**Prompt:**
Look through the data for the string "Output". Copy every line where it is found.

>> Start The data

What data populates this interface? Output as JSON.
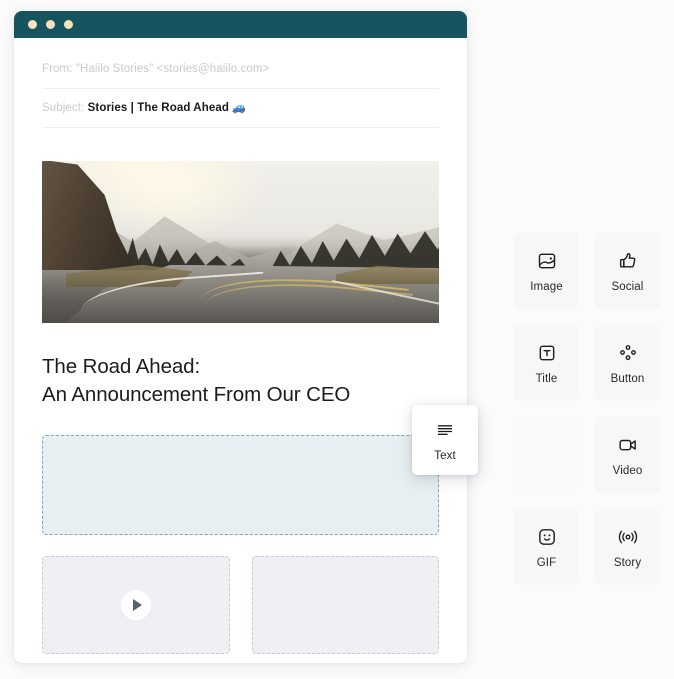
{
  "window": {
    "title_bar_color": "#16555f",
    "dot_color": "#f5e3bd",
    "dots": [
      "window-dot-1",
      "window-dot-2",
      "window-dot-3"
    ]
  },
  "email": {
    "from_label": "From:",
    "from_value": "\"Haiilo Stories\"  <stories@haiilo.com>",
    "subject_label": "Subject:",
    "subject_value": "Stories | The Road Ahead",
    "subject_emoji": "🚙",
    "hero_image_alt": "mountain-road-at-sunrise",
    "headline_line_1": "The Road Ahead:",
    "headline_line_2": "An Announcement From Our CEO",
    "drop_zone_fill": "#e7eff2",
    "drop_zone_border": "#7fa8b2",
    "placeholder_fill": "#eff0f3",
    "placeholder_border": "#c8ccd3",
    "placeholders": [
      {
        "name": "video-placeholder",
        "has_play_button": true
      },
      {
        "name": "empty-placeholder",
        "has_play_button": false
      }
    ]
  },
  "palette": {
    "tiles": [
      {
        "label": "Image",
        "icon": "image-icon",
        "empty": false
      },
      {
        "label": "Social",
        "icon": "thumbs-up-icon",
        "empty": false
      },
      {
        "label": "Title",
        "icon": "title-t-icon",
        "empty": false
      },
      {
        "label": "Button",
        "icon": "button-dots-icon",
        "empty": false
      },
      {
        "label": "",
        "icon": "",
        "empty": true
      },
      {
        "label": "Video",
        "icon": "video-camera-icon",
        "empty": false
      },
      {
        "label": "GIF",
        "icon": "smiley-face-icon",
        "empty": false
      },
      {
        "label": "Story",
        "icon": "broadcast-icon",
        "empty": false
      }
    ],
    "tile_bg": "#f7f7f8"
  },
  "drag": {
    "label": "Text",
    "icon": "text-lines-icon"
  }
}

>> End The data
>> Start The data

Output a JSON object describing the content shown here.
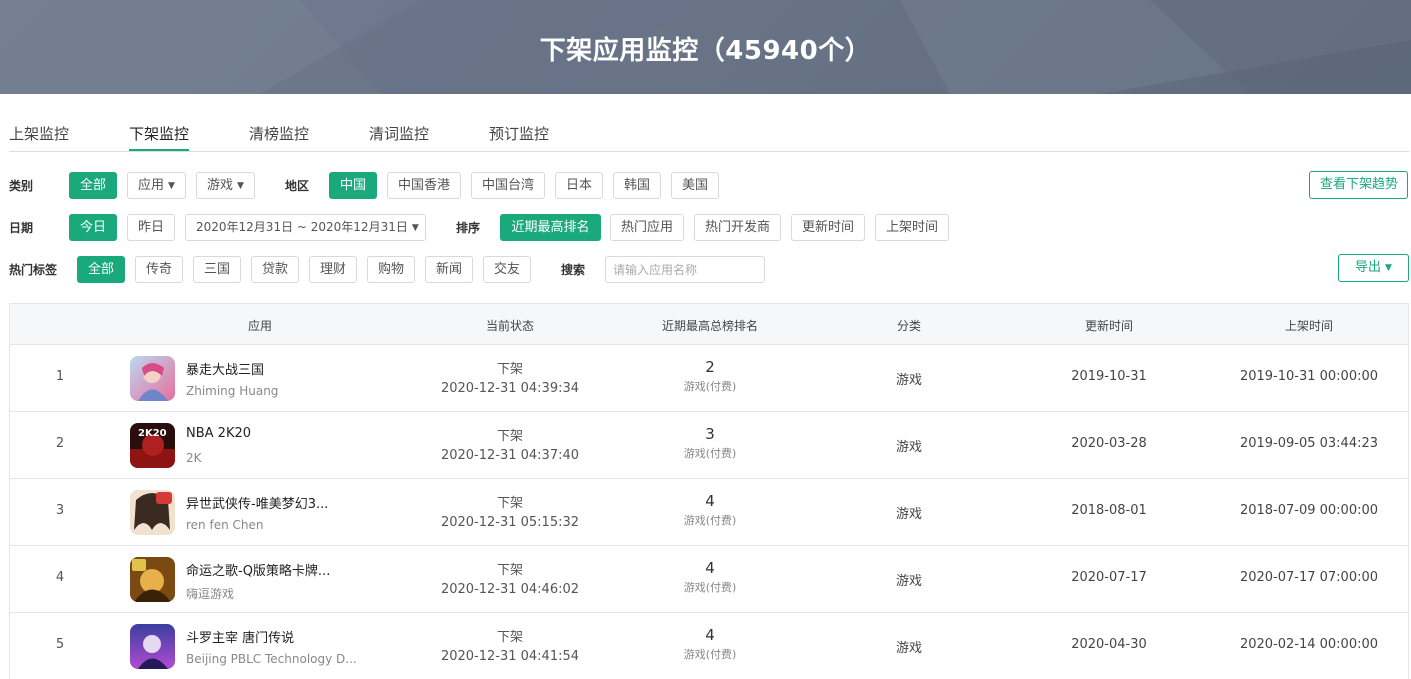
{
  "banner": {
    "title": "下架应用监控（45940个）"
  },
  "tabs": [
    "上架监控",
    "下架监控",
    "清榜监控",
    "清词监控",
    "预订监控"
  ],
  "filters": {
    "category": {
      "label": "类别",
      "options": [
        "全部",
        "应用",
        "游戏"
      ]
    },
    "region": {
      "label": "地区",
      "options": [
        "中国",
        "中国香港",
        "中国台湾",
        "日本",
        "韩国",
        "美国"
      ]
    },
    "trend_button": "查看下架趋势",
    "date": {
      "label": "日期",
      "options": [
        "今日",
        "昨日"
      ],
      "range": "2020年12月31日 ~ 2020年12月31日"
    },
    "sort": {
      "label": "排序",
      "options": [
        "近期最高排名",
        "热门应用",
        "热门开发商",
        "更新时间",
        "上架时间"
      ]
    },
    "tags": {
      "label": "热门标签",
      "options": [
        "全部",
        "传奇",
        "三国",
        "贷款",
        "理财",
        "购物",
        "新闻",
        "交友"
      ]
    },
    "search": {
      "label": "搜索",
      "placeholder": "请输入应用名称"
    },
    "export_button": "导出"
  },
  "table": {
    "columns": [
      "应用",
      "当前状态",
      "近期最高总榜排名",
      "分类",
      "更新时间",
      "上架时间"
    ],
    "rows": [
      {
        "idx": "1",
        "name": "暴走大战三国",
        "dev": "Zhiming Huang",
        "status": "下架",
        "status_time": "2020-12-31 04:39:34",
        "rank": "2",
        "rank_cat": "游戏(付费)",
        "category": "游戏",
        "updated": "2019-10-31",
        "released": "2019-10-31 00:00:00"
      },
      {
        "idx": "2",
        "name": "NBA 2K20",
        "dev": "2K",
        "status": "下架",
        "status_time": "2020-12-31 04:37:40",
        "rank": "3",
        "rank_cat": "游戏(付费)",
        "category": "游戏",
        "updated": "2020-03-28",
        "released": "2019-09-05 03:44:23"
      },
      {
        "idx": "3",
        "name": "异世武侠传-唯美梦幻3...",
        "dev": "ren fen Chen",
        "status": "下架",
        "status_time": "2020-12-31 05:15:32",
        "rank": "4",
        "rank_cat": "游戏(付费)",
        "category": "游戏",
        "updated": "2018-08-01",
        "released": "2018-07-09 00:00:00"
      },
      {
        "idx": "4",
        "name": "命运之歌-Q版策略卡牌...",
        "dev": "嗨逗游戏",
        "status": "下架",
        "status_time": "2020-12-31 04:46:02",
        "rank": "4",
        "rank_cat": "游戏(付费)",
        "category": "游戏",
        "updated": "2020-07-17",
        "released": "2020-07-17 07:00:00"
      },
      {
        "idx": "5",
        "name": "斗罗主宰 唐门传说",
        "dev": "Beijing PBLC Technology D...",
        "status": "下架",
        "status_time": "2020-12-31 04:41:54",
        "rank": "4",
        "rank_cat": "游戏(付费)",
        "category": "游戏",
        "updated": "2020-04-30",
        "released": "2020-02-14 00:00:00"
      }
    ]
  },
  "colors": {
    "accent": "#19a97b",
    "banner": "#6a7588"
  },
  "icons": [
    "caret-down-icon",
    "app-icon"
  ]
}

>> End The data
>> Start The data

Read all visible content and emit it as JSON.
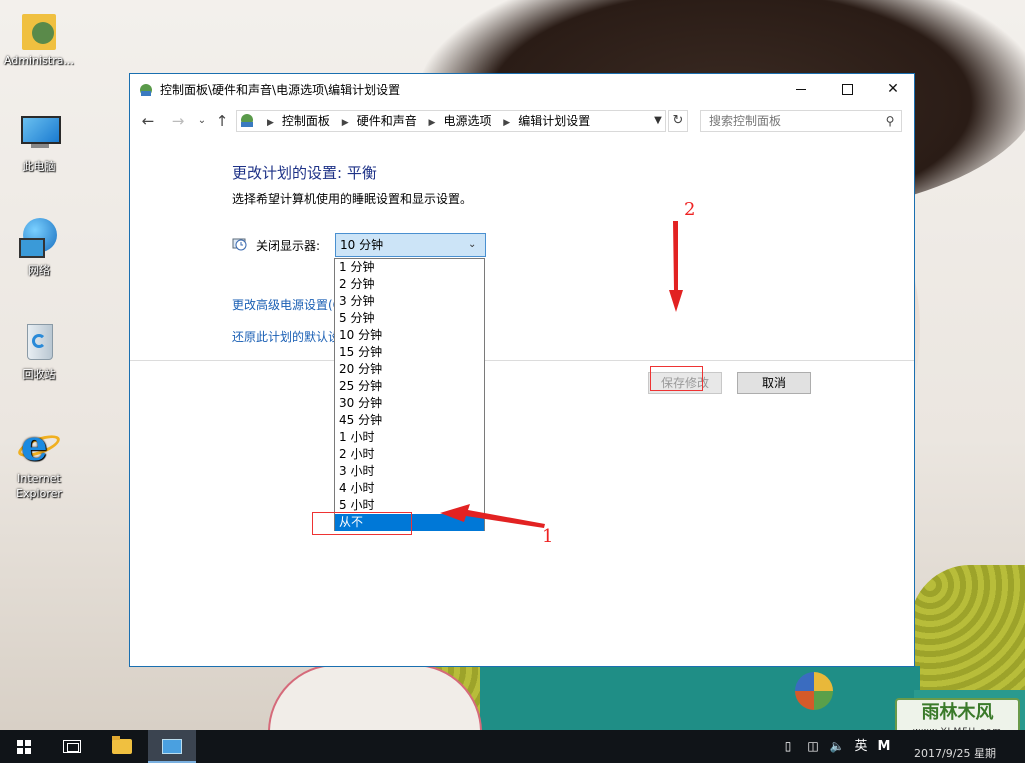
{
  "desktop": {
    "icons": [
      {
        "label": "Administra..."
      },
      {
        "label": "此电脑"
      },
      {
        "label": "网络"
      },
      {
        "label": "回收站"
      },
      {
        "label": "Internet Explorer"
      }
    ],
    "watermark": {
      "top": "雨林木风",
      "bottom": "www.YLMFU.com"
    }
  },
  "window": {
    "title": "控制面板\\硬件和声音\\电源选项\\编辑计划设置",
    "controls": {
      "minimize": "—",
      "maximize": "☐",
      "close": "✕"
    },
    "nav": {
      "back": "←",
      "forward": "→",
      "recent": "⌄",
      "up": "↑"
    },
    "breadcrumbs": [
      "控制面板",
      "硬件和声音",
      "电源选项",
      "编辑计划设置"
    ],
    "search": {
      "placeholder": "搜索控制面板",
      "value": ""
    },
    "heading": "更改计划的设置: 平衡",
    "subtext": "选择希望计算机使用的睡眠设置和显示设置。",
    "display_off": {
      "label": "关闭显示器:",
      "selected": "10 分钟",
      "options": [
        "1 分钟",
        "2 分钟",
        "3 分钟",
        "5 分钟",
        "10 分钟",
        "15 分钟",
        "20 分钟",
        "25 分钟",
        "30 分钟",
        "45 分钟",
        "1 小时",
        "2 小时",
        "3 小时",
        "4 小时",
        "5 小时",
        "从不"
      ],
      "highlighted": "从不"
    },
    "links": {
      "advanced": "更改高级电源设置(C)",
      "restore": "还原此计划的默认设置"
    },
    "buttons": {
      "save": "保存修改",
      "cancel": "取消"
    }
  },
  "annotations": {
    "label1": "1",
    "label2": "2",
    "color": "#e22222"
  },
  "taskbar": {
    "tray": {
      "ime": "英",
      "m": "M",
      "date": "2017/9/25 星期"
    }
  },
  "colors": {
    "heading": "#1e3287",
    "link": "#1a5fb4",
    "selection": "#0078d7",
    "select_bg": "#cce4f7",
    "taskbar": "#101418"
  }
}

>> End The data

**Result for this exercise:**
What data populates this interface? Output as JSON.
Output a JSON object describing the content shown here.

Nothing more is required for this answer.